Keep the images out and copy every entry below exactly.

======== TASK INPUT

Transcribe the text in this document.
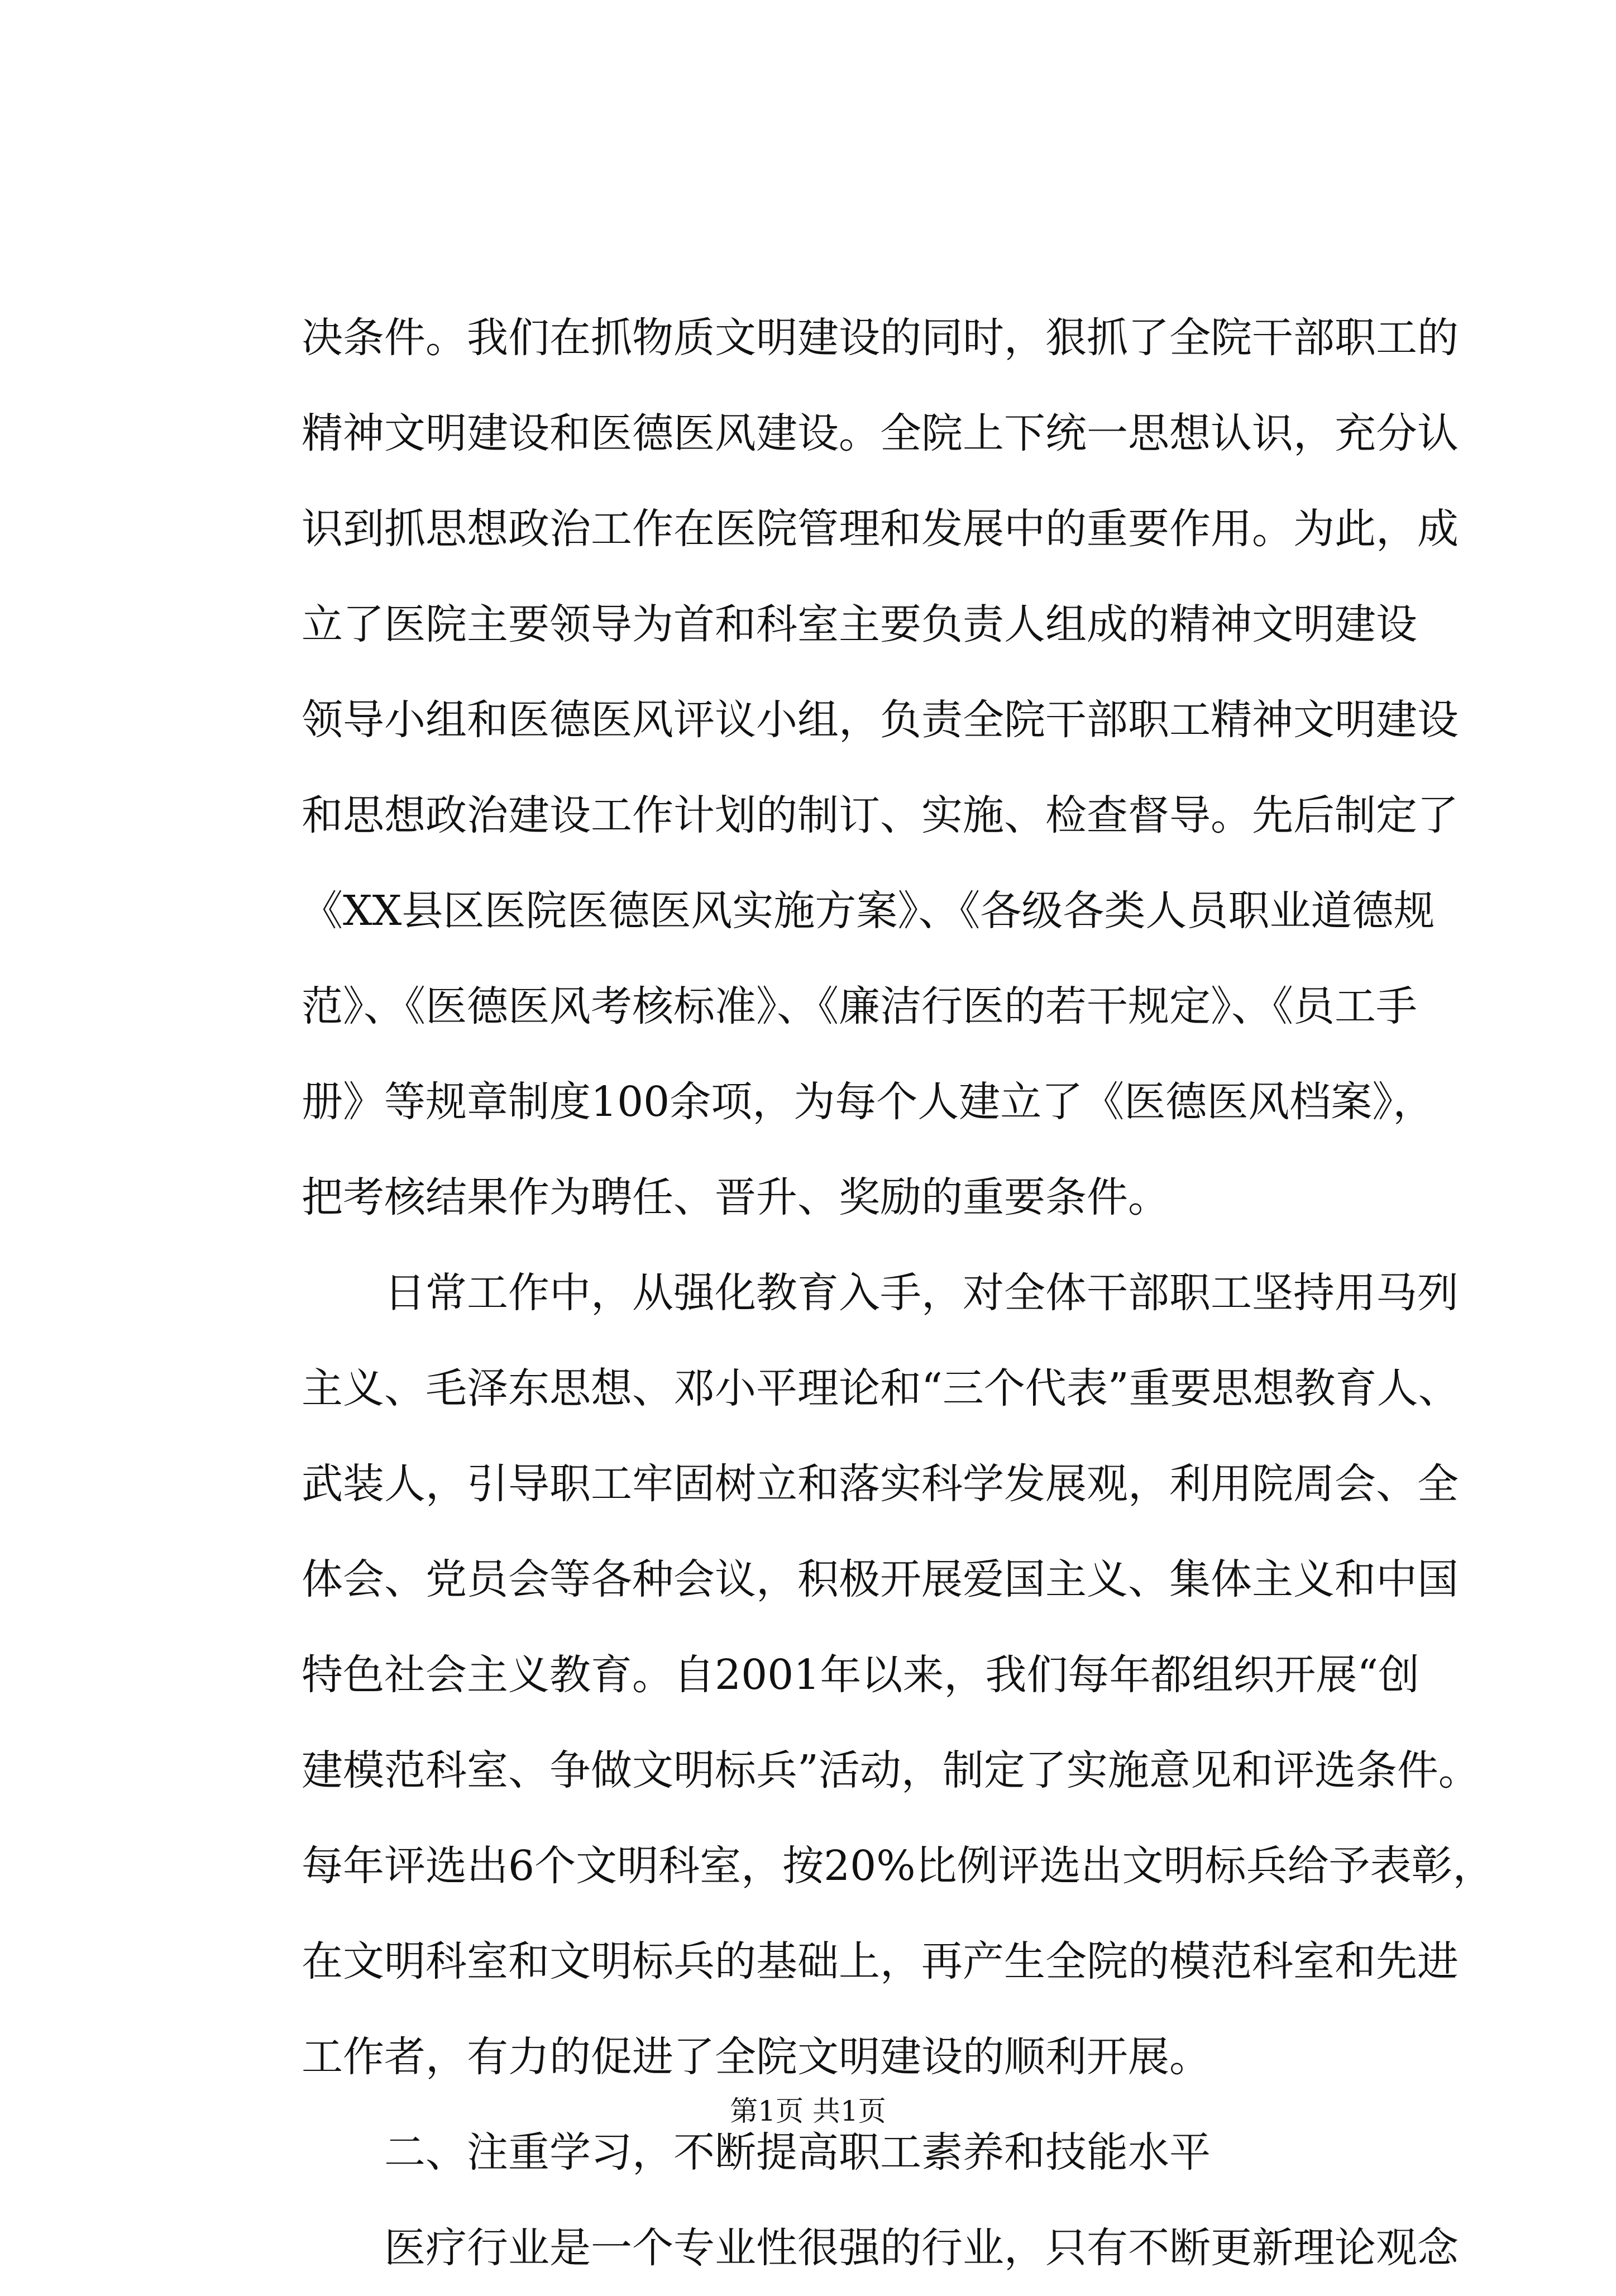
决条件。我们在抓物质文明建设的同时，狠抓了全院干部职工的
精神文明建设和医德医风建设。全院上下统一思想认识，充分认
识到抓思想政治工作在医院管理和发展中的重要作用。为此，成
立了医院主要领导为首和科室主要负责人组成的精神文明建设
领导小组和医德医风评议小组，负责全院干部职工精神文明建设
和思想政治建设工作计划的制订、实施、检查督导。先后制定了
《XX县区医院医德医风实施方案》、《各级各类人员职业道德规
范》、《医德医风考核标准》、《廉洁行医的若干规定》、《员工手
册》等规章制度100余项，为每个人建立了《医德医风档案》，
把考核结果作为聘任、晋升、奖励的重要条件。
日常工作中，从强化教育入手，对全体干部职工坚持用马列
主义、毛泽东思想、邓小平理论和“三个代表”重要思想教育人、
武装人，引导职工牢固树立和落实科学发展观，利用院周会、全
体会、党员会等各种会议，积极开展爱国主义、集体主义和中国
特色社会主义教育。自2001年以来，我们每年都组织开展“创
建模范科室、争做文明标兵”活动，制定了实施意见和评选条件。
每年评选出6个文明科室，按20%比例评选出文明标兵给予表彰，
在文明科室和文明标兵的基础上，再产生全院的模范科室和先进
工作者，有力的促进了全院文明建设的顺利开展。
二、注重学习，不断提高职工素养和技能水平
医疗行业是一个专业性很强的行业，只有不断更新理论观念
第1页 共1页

================

OUTPUT OF THE EXERCISE
Transcribe the text in this document.
决条件。我们在抓物质文明建设的同时，狠抓了全院干部职工的
精神文明建设和医德医风建设。全院上下统一思想认识，充分认
识到抓思想政治工作在医院管理和发展中的重要作用。为此，成
立了医院主要领导为首和科室主要负责人组成的精神文明建设
领导小组和医德医风评议小组，负责全院干部职工精神文明建设
和思想政治建设工作计划的制订、实施、检查督导。先后制定了
《XX县区医院医德医风实施方案》、《各级各类人员职业道德规
范》、《医德医风考核标准》、《廉洁行医的若干规定》、《员工手
册》等规章制度100余项，为每个人建立了《医德医风档案》，
把考核结果作为聘任、晋升、奖励的重要条件。
日常工作中，从强化教育入手，对全体干部职工坚持用马列
主义、毛泽东思想、邓小平理论和“三个代表”重要思想教育人、
武装人，引导职工牢固树立和落实科学发展观，利用院周会、全
体会、党员会等各种会议，积极开展爱国主义、集体主义和中国
特色社会主义教育。自2001年以来，我们每年都组织开展“创
建模范科室、争做文明标兵”活动，制定了实施意见和评选条件。
每年评选出6个文明科室，按20%比例评选出文明标兵给予表彰，
在文明科室和文明标兵的基础上，再产生全院的模范科室和先进
工作者，有力的促进了全院文明建设的顺利开展。
二、注重学习，不断提高职工素养和技能水平
医疗行业是一个专业性很强的行业，只有不断更新理论观念
第1页 共1页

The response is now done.